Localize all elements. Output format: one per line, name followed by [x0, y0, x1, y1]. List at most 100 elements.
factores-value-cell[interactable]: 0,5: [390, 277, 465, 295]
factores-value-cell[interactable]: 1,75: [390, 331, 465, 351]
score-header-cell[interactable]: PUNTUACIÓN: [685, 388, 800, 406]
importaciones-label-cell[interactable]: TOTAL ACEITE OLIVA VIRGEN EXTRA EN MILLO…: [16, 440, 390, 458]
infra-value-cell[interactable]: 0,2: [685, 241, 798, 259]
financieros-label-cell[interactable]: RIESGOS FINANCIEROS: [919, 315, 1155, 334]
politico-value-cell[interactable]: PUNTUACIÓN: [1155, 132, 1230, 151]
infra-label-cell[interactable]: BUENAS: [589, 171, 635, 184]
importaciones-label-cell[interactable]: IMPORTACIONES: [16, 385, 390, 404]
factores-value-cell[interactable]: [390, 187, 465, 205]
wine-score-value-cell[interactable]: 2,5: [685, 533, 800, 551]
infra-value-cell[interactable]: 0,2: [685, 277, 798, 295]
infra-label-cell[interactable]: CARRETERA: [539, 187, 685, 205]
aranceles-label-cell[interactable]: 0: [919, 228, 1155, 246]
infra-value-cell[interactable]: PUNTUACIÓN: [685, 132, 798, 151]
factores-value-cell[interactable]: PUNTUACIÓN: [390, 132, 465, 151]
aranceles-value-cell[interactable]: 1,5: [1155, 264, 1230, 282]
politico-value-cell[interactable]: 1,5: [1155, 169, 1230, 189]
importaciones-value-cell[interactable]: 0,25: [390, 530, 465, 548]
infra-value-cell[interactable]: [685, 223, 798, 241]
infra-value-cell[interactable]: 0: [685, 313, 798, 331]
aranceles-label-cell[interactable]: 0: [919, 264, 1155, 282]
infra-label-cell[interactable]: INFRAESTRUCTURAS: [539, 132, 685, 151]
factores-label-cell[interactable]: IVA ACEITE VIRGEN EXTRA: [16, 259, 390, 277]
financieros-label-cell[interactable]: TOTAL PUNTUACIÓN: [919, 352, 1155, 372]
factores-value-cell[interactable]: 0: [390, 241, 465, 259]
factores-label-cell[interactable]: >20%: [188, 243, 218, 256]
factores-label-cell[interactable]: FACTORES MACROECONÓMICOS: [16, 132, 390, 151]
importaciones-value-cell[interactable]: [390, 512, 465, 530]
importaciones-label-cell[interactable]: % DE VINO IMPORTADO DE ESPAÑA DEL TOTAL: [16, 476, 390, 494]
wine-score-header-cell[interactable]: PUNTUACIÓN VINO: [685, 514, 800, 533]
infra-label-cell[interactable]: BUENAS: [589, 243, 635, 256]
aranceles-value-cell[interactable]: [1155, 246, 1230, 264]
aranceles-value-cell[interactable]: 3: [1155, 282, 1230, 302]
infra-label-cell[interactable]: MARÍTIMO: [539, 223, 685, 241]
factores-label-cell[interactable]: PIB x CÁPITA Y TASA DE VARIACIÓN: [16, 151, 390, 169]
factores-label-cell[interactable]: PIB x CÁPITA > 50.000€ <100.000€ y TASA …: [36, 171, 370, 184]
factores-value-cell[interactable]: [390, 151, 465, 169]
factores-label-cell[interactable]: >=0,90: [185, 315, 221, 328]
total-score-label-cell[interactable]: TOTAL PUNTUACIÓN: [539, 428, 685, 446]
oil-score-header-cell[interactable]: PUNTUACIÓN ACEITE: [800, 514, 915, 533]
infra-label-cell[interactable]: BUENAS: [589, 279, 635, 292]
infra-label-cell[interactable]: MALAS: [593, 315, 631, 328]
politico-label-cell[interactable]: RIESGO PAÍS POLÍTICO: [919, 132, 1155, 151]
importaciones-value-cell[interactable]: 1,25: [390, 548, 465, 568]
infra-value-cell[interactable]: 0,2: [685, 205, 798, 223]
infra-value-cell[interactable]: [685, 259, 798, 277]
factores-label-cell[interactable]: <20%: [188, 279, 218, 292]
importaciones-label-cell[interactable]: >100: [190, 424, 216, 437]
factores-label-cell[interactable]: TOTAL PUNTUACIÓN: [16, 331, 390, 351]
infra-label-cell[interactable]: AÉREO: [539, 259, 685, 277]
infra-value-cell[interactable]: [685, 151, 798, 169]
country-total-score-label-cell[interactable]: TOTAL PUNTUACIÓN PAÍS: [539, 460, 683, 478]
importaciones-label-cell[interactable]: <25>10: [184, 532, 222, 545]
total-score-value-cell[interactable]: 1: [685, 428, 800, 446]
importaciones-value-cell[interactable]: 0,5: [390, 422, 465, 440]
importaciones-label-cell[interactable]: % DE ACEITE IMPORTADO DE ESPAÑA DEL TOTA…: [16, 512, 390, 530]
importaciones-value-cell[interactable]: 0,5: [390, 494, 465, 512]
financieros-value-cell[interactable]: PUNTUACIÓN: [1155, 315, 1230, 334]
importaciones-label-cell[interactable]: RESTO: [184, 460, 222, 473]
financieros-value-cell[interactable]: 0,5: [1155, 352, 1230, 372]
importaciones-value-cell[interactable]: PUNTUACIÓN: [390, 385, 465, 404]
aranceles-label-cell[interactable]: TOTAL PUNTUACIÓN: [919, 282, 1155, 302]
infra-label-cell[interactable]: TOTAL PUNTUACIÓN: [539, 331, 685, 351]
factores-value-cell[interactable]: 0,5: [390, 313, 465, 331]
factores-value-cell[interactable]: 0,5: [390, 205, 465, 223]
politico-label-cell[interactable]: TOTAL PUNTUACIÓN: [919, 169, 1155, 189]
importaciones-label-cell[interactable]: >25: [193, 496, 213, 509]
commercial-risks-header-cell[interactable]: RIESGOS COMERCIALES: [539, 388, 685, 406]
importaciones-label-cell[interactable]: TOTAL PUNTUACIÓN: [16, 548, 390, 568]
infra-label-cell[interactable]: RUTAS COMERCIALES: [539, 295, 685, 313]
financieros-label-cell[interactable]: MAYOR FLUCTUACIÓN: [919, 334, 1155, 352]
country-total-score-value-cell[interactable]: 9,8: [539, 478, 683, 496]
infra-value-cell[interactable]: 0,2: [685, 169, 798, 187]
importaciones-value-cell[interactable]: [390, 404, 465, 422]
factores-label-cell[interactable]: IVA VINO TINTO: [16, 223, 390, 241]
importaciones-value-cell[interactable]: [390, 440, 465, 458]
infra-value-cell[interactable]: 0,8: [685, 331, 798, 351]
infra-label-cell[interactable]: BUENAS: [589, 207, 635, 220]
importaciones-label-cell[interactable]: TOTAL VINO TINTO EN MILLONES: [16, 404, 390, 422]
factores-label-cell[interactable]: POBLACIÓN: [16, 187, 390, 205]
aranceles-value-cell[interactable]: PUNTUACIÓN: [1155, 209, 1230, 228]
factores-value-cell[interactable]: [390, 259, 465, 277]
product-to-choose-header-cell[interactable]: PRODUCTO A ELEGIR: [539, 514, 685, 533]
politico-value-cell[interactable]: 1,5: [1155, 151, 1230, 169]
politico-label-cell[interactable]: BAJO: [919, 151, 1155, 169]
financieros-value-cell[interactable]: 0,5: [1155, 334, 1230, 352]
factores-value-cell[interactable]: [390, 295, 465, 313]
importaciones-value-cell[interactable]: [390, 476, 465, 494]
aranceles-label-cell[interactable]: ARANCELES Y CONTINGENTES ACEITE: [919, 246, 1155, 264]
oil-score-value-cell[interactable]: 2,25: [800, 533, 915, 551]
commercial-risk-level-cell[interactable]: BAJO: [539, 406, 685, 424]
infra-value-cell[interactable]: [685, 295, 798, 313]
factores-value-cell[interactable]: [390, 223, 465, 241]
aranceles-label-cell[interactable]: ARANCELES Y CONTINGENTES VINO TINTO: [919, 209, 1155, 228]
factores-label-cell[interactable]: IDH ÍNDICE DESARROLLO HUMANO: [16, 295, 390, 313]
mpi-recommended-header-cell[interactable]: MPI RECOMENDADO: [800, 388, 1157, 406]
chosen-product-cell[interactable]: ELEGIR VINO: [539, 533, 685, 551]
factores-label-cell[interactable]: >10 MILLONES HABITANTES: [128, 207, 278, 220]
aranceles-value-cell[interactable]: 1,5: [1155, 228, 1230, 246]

***

* _YOUR GOAL_: Please reproduce the entries starting at the first one and ending at the line containing "factores-value-cell[interactable]: 1,75: [390, 331, 465, 351]", changing "interactable" to "clickable" and leaving everything else unaltered.

* _REPLY_:
Localize all elements. Output format: one per line, name followed by [x0, y0, x1, y1]. List at most 100 elements.
factores-value-cell[clickable]: 0,5: [390, 277, 465, 295]
factores-value-cell[clickable]: 1,75: [390, 331, 465, 351]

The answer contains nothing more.